▽

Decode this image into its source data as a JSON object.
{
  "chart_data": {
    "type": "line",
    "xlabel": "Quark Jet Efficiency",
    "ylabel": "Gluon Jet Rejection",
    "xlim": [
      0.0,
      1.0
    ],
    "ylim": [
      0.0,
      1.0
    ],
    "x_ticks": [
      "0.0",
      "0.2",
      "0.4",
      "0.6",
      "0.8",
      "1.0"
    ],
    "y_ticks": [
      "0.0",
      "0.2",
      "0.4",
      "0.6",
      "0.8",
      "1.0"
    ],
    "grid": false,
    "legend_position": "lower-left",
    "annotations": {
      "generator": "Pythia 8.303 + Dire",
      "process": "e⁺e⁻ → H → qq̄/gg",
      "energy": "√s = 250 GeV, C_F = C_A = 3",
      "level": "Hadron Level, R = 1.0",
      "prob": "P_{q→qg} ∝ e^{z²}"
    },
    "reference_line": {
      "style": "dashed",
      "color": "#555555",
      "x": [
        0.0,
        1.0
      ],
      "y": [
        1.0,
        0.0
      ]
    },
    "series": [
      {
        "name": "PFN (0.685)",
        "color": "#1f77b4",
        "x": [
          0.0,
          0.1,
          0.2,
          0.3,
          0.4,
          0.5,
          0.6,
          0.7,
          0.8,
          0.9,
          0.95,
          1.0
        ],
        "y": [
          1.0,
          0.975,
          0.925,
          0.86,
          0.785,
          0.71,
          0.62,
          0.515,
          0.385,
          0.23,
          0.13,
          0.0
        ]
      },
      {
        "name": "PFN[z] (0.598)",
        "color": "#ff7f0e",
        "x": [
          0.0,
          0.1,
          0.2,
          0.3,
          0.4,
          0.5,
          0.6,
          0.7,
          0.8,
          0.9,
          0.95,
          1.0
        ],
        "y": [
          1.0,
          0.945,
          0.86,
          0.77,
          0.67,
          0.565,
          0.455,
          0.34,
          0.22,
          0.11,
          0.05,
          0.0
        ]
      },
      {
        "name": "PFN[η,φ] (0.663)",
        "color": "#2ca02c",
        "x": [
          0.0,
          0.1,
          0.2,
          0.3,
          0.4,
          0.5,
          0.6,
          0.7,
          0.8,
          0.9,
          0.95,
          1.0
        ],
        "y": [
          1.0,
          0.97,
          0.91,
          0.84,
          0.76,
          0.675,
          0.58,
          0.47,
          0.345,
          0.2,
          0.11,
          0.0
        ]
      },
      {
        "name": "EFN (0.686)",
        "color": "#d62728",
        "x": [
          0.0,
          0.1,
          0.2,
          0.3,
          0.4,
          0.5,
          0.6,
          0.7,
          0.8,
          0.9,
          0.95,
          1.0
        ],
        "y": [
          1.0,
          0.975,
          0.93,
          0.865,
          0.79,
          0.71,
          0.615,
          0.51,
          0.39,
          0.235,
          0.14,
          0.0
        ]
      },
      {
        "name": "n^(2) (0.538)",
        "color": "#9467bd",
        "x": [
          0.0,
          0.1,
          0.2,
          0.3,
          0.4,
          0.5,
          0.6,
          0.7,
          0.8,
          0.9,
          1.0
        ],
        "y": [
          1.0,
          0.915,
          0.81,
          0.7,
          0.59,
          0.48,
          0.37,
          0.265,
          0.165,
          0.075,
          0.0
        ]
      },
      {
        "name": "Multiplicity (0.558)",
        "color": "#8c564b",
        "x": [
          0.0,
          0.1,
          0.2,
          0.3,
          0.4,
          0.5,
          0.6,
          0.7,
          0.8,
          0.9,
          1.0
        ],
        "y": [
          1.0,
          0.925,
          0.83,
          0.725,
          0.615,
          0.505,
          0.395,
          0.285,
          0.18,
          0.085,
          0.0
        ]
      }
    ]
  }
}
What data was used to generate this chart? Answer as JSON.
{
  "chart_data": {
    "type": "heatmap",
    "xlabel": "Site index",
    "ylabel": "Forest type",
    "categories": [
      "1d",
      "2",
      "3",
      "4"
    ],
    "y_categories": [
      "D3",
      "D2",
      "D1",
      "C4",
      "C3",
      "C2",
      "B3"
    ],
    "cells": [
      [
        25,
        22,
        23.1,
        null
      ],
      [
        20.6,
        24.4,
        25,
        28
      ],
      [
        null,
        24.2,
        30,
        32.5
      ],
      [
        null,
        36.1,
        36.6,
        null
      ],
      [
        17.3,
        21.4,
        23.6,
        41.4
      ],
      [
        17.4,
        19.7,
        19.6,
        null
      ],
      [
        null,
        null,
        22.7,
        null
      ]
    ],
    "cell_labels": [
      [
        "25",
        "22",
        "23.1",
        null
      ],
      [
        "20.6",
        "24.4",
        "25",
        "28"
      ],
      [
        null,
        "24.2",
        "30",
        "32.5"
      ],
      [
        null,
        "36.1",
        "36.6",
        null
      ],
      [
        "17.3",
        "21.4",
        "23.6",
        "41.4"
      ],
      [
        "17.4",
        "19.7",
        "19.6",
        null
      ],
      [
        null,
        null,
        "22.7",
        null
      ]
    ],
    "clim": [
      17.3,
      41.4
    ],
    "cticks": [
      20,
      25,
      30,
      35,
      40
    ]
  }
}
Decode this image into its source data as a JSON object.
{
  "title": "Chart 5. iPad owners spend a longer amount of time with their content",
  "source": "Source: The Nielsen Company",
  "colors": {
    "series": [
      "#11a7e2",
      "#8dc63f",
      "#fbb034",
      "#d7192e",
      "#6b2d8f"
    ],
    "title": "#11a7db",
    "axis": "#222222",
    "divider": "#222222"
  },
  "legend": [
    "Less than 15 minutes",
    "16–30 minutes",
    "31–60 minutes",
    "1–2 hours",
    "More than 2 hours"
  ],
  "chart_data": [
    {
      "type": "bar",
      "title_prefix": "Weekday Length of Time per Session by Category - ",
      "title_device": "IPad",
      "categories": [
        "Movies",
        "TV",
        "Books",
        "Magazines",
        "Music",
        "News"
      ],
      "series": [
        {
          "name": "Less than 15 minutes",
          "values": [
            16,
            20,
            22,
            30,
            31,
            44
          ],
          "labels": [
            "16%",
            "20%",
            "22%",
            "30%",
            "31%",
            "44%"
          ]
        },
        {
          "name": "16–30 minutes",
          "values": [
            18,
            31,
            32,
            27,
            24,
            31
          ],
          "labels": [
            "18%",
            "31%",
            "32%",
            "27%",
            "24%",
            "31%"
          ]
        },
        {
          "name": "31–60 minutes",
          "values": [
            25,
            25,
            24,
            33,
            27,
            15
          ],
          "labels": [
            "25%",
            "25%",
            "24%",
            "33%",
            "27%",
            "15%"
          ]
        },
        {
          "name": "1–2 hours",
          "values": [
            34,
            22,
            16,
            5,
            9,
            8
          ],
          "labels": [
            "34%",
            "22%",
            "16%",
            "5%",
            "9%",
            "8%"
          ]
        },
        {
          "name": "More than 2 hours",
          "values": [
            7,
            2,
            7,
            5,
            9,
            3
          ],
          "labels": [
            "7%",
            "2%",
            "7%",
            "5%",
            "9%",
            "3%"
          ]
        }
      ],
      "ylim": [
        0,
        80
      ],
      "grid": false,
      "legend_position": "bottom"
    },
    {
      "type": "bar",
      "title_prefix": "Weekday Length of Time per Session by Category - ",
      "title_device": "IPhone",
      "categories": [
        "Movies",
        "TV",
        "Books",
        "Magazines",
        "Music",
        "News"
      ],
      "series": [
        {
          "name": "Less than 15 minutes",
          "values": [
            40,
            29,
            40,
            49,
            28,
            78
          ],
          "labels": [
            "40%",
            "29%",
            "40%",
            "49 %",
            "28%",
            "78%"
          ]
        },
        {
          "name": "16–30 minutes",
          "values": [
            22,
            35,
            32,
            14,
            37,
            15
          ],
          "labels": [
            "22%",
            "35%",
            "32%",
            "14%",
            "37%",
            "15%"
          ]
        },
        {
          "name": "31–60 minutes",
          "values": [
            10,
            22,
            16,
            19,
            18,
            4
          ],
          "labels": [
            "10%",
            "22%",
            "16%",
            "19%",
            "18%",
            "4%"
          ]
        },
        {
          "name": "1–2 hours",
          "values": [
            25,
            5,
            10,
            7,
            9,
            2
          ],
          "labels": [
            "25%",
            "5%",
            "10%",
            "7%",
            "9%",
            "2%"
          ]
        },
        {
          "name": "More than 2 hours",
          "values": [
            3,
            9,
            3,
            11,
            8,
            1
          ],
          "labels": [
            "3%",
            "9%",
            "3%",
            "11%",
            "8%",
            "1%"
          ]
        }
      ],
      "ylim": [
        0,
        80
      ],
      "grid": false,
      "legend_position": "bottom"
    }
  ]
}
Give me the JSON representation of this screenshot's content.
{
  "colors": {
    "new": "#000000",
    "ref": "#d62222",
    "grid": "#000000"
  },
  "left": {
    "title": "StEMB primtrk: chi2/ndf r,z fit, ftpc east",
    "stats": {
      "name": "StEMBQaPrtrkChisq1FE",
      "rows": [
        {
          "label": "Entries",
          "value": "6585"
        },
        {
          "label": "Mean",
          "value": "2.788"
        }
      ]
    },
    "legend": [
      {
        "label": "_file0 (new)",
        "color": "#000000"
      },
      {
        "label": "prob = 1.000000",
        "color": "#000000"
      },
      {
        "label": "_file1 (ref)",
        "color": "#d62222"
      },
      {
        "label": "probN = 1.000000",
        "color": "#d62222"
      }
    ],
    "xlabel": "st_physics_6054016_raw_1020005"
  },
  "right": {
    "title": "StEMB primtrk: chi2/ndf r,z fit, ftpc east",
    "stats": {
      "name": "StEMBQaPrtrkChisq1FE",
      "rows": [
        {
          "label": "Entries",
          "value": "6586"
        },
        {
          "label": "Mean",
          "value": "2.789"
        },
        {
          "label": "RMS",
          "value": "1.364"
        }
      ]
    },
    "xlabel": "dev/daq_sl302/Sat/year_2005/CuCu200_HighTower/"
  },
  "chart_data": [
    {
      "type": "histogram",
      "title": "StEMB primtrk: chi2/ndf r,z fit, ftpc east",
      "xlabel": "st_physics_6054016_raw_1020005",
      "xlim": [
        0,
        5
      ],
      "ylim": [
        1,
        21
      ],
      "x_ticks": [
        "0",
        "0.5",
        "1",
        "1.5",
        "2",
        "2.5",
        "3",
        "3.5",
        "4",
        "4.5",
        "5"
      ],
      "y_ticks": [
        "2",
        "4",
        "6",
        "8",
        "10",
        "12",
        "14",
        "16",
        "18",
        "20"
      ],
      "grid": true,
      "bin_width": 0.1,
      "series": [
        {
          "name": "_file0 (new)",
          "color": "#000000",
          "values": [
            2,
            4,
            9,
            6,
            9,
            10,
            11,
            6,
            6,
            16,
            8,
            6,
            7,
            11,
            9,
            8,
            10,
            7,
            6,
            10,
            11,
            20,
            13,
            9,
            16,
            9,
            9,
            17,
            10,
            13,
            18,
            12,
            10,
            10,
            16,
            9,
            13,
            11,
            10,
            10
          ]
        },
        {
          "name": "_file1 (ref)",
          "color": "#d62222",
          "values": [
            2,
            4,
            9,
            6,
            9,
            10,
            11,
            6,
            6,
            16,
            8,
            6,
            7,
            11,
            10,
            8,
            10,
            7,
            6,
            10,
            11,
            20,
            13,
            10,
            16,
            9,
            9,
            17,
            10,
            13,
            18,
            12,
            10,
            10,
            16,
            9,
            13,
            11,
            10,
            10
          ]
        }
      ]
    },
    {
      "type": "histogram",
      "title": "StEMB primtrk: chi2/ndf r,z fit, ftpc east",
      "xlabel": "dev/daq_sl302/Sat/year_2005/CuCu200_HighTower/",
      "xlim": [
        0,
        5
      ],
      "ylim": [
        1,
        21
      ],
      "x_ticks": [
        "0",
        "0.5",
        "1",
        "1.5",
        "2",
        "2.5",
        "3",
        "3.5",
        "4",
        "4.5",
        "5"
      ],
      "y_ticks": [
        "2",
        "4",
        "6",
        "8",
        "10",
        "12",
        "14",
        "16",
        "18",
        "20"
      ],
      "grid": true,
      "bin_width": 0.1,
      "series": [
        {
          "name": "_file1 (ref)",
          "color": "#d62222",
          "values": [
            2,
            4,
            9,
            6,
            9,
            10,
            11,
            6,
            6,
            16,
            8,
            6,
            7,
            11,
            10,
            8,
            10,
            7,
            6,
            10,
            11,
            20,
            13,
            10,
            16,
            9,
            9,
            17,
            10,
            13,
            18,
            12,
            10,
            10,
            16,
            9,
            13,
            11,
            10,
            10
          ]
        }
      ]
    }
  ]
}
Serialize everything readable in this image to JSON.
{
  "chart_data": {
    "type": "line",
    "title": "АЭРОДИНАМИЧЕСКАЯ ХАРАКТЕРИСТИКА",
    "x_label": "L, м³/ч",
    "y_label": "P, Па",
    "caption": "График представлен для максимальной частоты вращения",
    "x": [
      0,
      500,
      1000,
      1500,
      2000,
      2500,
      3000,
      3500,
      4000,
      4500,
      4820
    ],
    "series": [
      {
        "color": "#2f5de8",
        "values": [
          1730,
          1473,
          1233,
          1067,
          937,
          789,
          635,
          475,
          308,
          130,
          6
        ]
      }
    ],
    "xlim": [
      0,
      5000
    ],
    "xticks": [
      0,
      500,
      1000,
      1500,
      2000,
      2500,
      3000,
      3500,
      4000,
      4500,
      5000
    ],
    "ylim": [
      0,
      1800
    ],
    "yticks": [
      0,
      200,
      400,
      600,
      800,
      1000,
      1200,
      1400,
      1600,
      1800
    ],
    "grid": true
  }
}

△

Extract, verbatim, the lines from the one containing "Serialize everything readable" through the last line of the listing above.

Exercise result —
Serialize everything readable in this image to JSON.
{
  "chart_data": {
    "type": "line",
    "title": "АЭРОДИНАМИЧЕСКАЯ ХАРАКТЕРИСТИКА",
    "x_label": "L, м³/ч",
    "y_label": "P, Па",
    "caption": "График представлен для максимальной частоты вращения",
    "x": [
      0,
      500,
      1000,
      1500,
      2000,
      2500,
      3000,
      3500,
      4000,
      4500,
      4820
    ],
    "series": [
      {
        "color": "#2f5de8",
        "values": [
          1730,
          1473,
          1233,
          1067,
          937,
          789,
          635,
          475,
          308,
          130,
          6
        ]
      }
    ],
    "xlim": [
      0,
      5000
    ],
    "xticks": [
      0,
      500,
      1000,
      1500,
      2000,
      2500,
      3000,
      3500,
      4000,
      4500,
      5000
    ],
    "ylim": [
      0,
      1800
    ],
    "yticks": [
      0,
      200,
      400,
      600,
      800,
      1000,
      1200,
      1400,
      1600,
      1800
    ],
    "grid": true
  }
}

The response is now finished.